YOUR GOAL:
Could you transcribe every record below exactly as written, leaving out any pictures?

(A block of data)
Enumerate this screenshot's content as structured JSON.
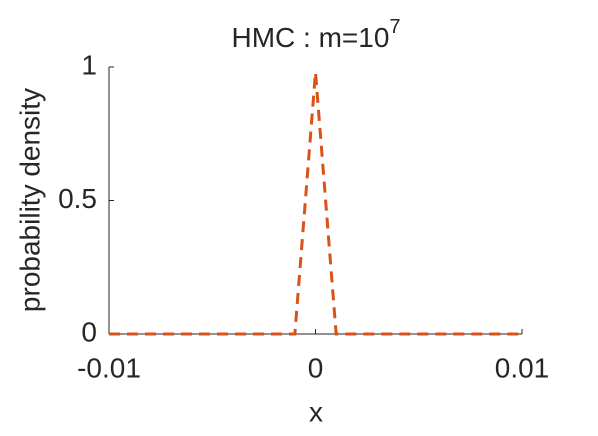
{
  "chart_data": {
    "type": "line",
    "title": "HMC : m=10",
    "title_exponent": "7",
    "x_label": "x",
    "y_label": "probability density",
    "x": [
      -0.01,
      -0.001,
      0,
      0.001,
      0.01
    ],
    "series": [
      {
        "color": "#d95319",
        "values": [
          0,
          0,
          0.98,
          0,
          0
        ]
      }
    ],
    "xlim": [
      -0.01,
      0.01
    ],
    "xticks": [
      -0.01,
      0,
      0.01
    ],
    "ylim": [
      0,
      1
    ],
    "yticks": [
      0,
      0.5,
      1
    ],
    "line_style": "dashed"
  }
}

EXERCISE OUTPUT:
Enumerate this screenshot's content as structured JSON.
{
  "chart_data": {
    "type": "line",
    "title": "HMC : m=10",
    "title_exponent": "7",
    "x_label": "x",
    "y_label": "probability density",
    "x": [
      -0.01,
      -0.001,
      0,
      0.001,
      0.01
    ],
    "series": [
      {
        "color": "#d95319",
        "values": [
          0,
          0,
          0.98,
          0,
          0
        ]
      }
    ],
    "xlim": [
      -0.01,
      0.01
    ],
    "xticks": [
      -0.01,
      0,
      0.01
    ],
    "ylim": [
      0,
      1
    ],
    "yticks": [
      0,
      0.5,
      1
    ],
    "line_style": "dashed"
  }
}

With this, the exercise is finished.